• **WHAT TO WORK ON**:
Write the data out again exactly, dropping any images it holds.

Begin PROVIDED ENTRIES

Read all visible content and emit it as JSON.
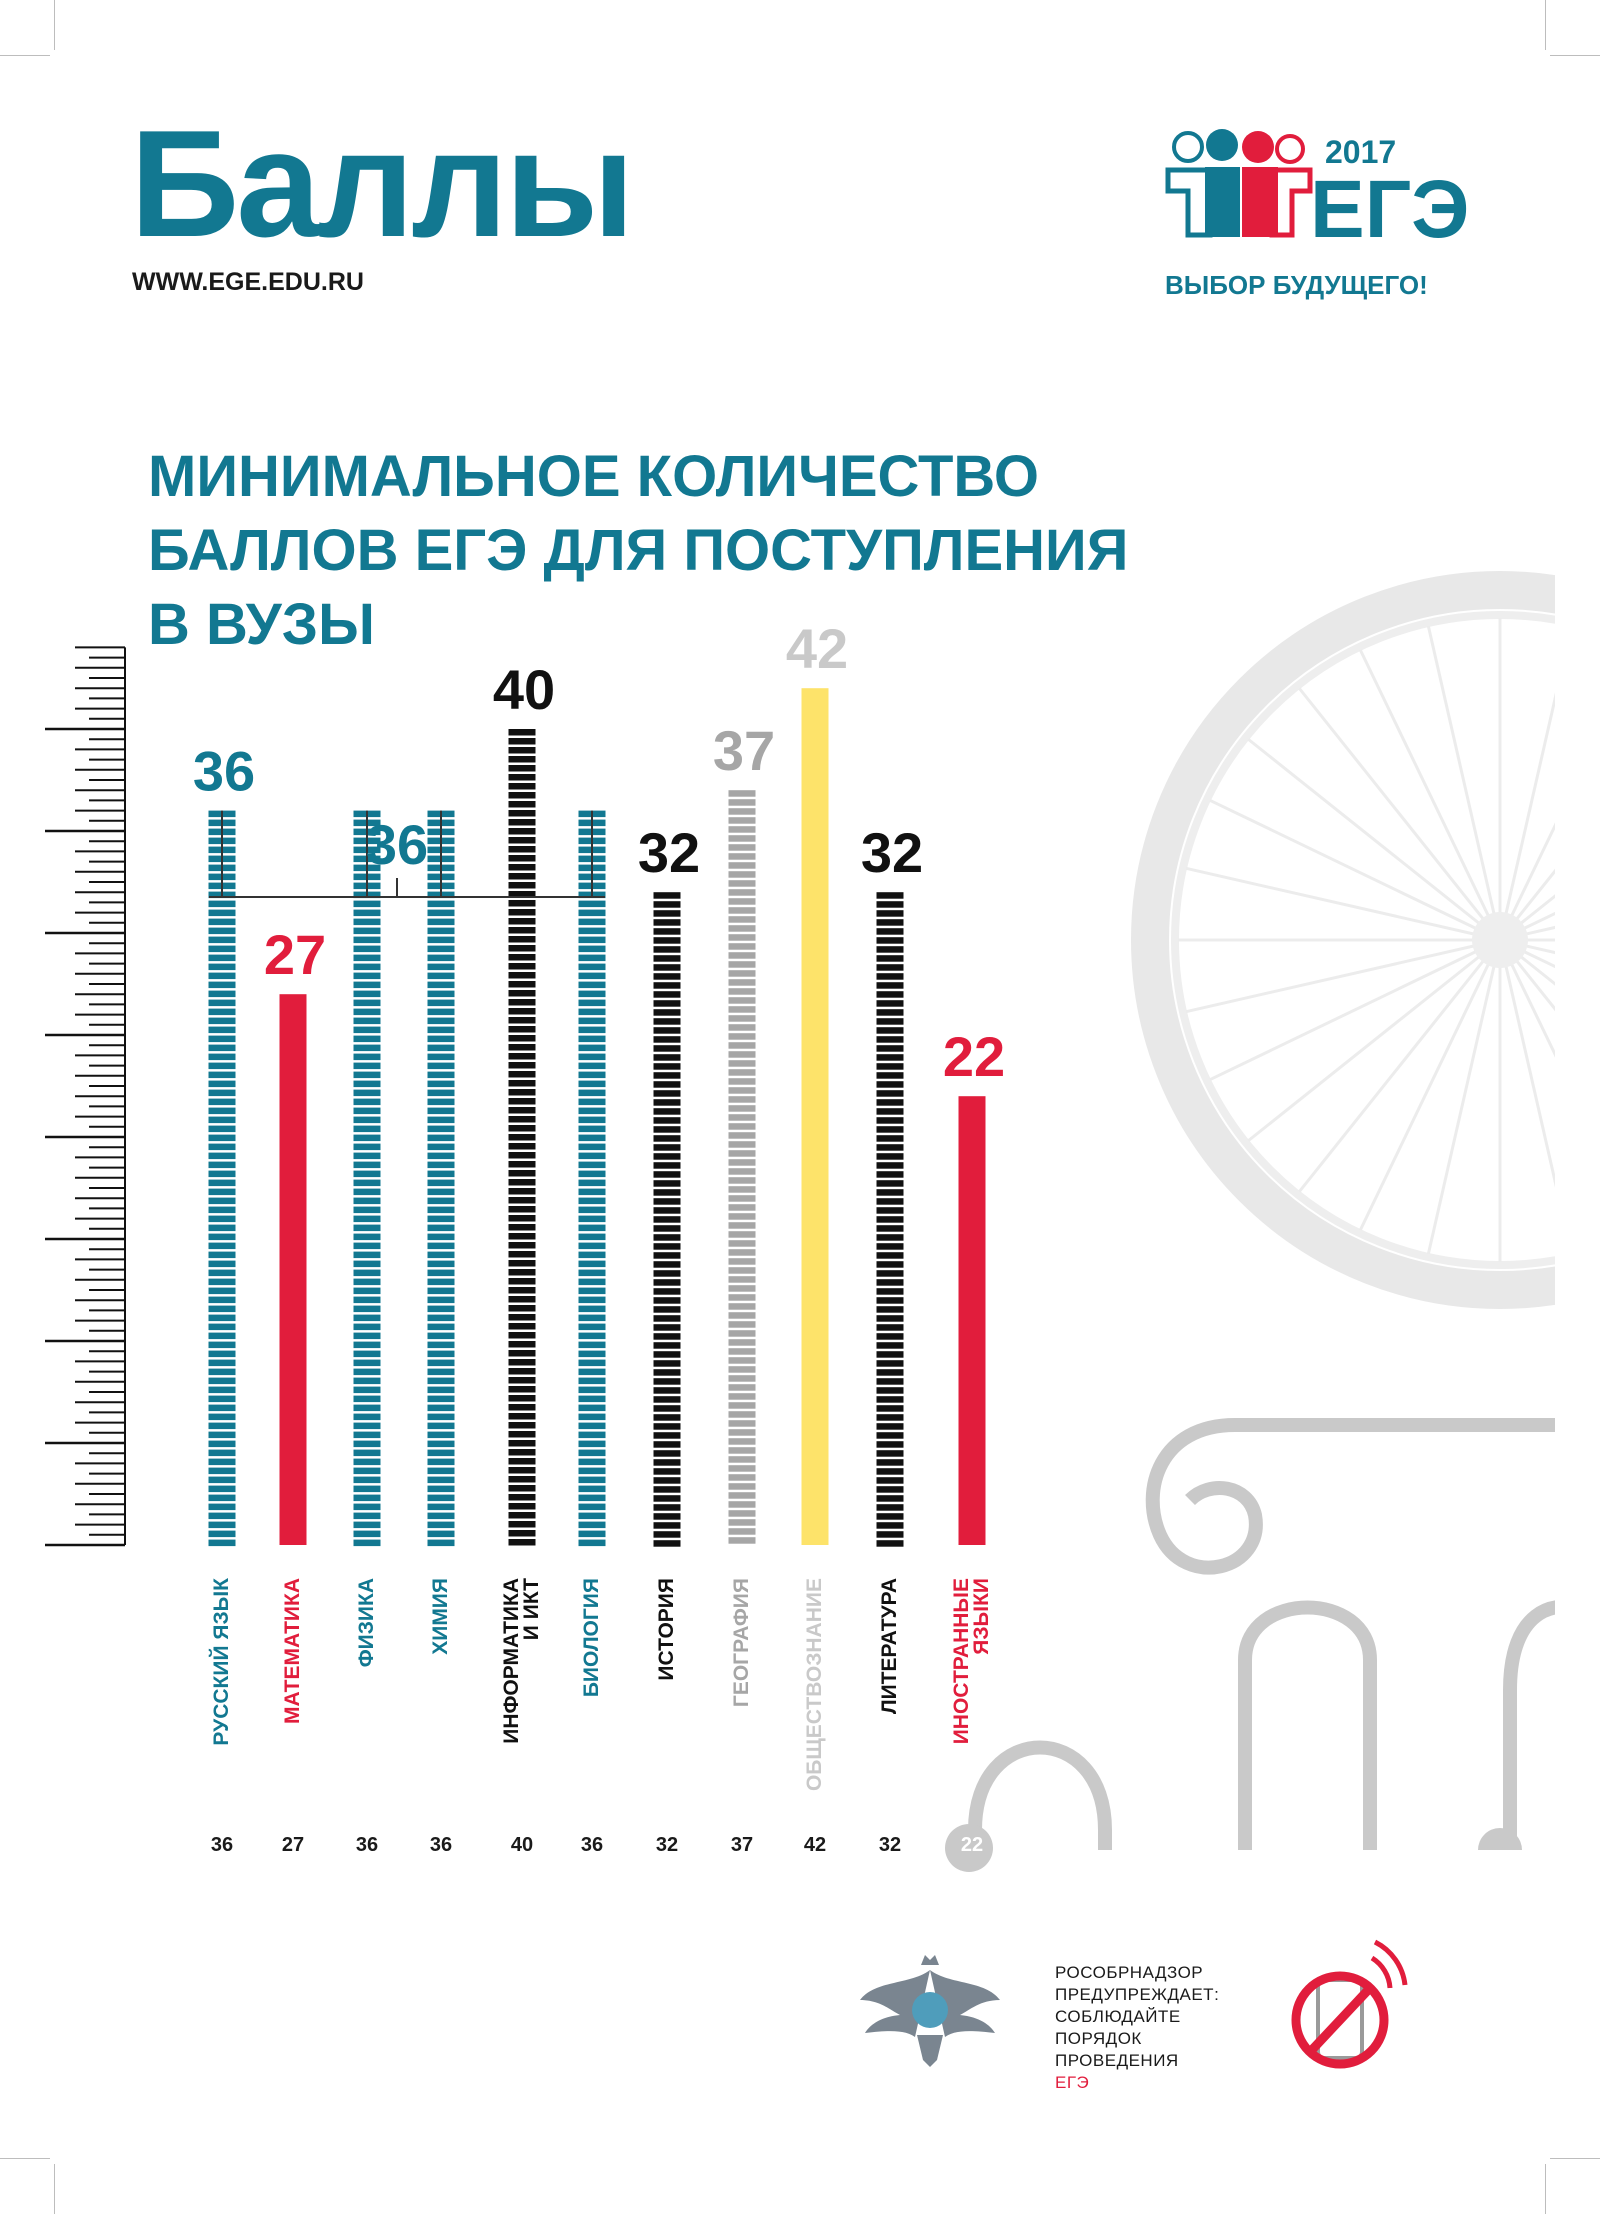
{
  "header": {
    "title": "Баллы",
    "website": "WWW.EGE.EDU.RU",
    "logo_year": "2017",
    "logo_text": "ЕГЭ",
    "slogan": "ВЫБОР БУДУЩЕГО!"
  },
  "headline": [
    "МИНИМАЛЬНОЕ КОЛИЧЕСТВО",
    "БАЛЛОВ ЕГЭ ДЛЯ ПОСТУПЛЕНИЯ",
    "В ВУЗЫ"
  ],
  "colors": {
    "teal": "#127891",
    "red": "#e11d3c",
    "black": "#111111",
    "gray": "#a6a6a6",
    "yellow": "#fde36a",
    "lightgray": "#c9c9c9"
  },
  "chart_data": {
    "type": "bar",
    "title": "МИНИМАЛЬНОЕ КОЛИЧЕСТВО БАЛЛОВ ЕГЭ ДЛЯ ПОСТУПЛЕНИЯ В ВУЗЫ",
    "xlabel": "",
    "ylabel": "",
    "ylim": [
      0,
      45
    ],
    "categories": [
      "РУССКИЙ ЯЗЫК",
      "МАТЕМАТИКА",
      "ФИЗИКА",
      "ХИМИЯ",
      "ИНФОРМАТИКА И ИКТ",
      "БИОЛОГИЯ",
      "ИСТОРИЯ",
      "ГЕОГРАФИЯ",
      "ОБЩЕСТВОЗНАНИЕ",
      "ЛИТЕРАТУРА",
      "ИНОСТРАННЫЕ ЯЗЫКИ"
    ],
    "values": [
      36,
      27,
      36,
      36,
      40,
      36,
      32,
      37,
      42,
      32,
      22
    ],
    "bar_colors": [
      "#127891",
      "#e11d3c",
      "#127891",
      "#127891",
      "#111111",
      "#127891",
      "#111111",
      "#a6a6a6",
      "#fde36a",
      "#111111",
      "#e11d3c"
    ],
    "label_colors": [
      "#127891",
      "#e11d3c",
      "#127891",
      "#127891",
      "#111111",
      "#127891",
      "#111111",
      "#a6a6a6",
      "#c9c9c9",
      "#111111",
      "#e11d3c"
    ],
    "bar_styles": [
      "striped",
      "solid",
      "striped",
      "striped",
      "striped",
      "striped",
      "striped",
      "striped",
      "solid",
      "striped",
      "solid"
    ],
    "bar_value_labels": [
      "36",
      "27",
      "",
      "",
      "40",
      "",
      "32",
      "37",
      "42",
      "32",
      "22"
    ],
    "group_label": "36",
    "footer_values": [
      "36",
      "27",
      "36",
      "36",
      "40",
      "36",
      "32",
      "37",
      "42",
      "32",
      "22"
    ]
  },
  "footer": {
    "warning": [
      "РОСОБРНАДЗОР",
      "ПРЕДУПРЕЖДАЕТ:",
      "СОБЛЮДАЙТЕ",
      "ПОРЯДОК",
      "ПРОВЕДЕНИЯ"
    ],
    "warning_last": "ЕГЭ",
    "icons": [
      "rosobrnadzor-emblem-icon",
      "no-phone-icon"
    ]
  }
}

End PROVIDED ENTRIES

• **FINAL RESULT**:
Read all visible content and emit it as JSON.
{
  "header": {
    "title": "Баллы",
    "website": "WWW.EGE.EDU.RU",
    "logo_year": "2017",
    "logo_text": "ЕГЭ",
    "slogan": "ВЫБОР БУДУЩЕГО!"
  },
  "headline": [
    "МИНИМАЛЬНОЕ КОЛИЧЕСТВО",
    "БАЛЛОВ ЕГЭ ДЛЯ ПОСТУПЛЕНИЯ",
    "В ВУЗЫ"
  ],
  "colors": {
    "teal": "#127891",
    "red": "#e11d3c",
    "black": "#111111",
    "gray": "#a6a6a6",
    "yellow": "#fde36a",
    "lightgray": "#c9c9c9"
  },
  "chart_data": {
    "type": "bar",
    "title": "МИНИМАЛЬНОЕ КОЛИЧЕСТВО БАЛЛОВ ЕГЭ ДЛЯ ПОСТУПЛЕНИЯ В ВУЗЫ",
    "xlabel": "",
    "ylabel": "",
    "ylim": [
      0,
      45
    ],
    "categories": [
      "РУССКИЙ ЯЗЫК",
      "МАТЕМАТИКА",
      "ФИЗИКА",
      "ХИМИЯ",
      "ИНФОРМАТИКА И ИКТ",
      "БИОЛОГИЯ",
      "ИСТОРИЯ",
      "ГЕОГРАФИЯ",
      "ОБЩЕСТВОЗНАНИЕ",
      "ЛИТЕРАТУРА",
      "ИНОСТРАННЫЕ ЯЗЫКИ"
    ],
    "values": [
      36,
      27,
      36,
      36,
      40,
      36,
      32,
      37,
      42,
      32,
      22
    ],
    "bar_colors": [
      "#127891",
      "#e11d3c",
      "#127891",
      "#127891",
      "#111111",
      "#127891",
      "#111111",
      "#a6a6a6",
      "#fde36a",
      "#111111",
      "#e11d3c"
    ],
    "label_colors": [
      "#127891",
      "#e11d3c",
      "#127891",
      "#127891",
      "#111111",
      "#127891",
      "#111111",
      "#a6a6a6",
      "#c9c9c9",
      "#111111",
      "#e11d3c"
    ],
    "bar_styles": [
      "striped",
      "solid",
      "striped",
      "striped",
      "striped",
      "striped",
      "striped",
      "striped",
      "solid",
      "striped",
      "solid"
    ],
    "bar_value_labels": [
      "36",
      "27",
      "",
      "",
      "40",
      "",
      "32",
      "37",
      "42",
      "32",
      "22"
    ],
    "group_label": "36",
    "footer_values": [
      "36",
      "27",
      "36",
      "36",
      "40",
      "36",
      "32",
      "37",
      "42",
      "32",
      "22"
    ]
  },
  "footer": {
    "warning": [
      "РОСОБРНАДЗОР",
      "ПРЕДУПРЕЖДАЕТ:",
      "СОБЛЮДАЙТЕ",
      "ПОРЯДОК",
      "ПРОВЕДЕНИЯ"
    ],
    "warning_last": "ЕГЭ",
    "icons": [
      "rosobrnadzor-emblem-icon",
      "no-phone-icon"
    ]
  }
}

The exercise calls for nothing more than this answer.